What needs to be done
Copy every record below, exactly as written.
----------------
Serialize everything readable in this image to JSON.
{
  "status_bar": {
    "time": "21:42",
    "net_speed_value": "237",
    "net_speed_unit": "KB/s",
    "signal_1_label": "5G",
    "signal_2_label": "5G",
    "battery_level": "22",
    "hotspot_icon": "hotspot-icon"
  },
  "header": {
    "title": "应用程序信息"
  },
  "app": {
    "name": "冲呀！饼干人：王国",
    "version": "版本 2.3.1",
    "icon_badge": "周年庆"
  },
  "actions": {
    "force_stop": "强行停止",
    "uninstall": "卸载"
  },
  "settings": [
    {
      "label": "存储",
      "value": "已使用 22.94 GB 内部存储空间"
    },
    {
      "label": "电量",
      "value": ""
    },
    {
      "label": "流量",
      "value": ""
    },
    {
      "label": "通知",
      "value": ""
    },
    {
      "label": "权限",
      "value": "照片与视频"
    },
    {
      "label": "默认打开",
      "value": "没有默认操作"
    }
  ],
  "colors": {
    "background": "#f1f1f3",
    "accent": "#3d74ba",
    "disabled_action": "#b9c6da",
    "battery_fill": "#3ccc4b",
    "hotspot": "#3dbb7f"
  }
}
----------------
The reply
Serialize everything readable in this image to JSON.
{
  "status_bar": {
    "time": "21:42",
    "net_speed_value": "237",
    "net_speed_unit": "KB/s",
    "signal_1_label": "5G",
    "signal_2_label": "5G",
    "battery_level": "22",
    "hotspot_icon": "hotspot-icon"
  },
  "header": {
    "title": "应用程序信息"
  },
  "app": {
    "name": "冲呀！饼干人：王国",
    "version": "版本 2.3.1",
    "icon_badge": "周年庆"
  },
  "actions": {
    "force_stop": "强行停止",
    "uninstall": "卸载"
  },
  "settings": [
    {
      "label": "存储",
      "value": "已使用 22.94 GB 内部存储空间"
    },
    {
      "label": "电量",
      "value": ""
    },
    {
      "label": "流量",
      "value": ""
    },
    {
      "label": "通知",
      "value": ""
    },
    {
      "label": "权限",
      "value": "照片与视频"
    },
    {
      "label": "默认打开",
      "value": "没有默认操作"
    }
  ],
  "colors": {
    "background": "#f1f1f3",
    "accent": "#3d74ba",
    "disabled_action": "#b9c6da",
    "battery_fill": "#3ccc4b",
    "hotspot": "#3dbb7f"
  }
}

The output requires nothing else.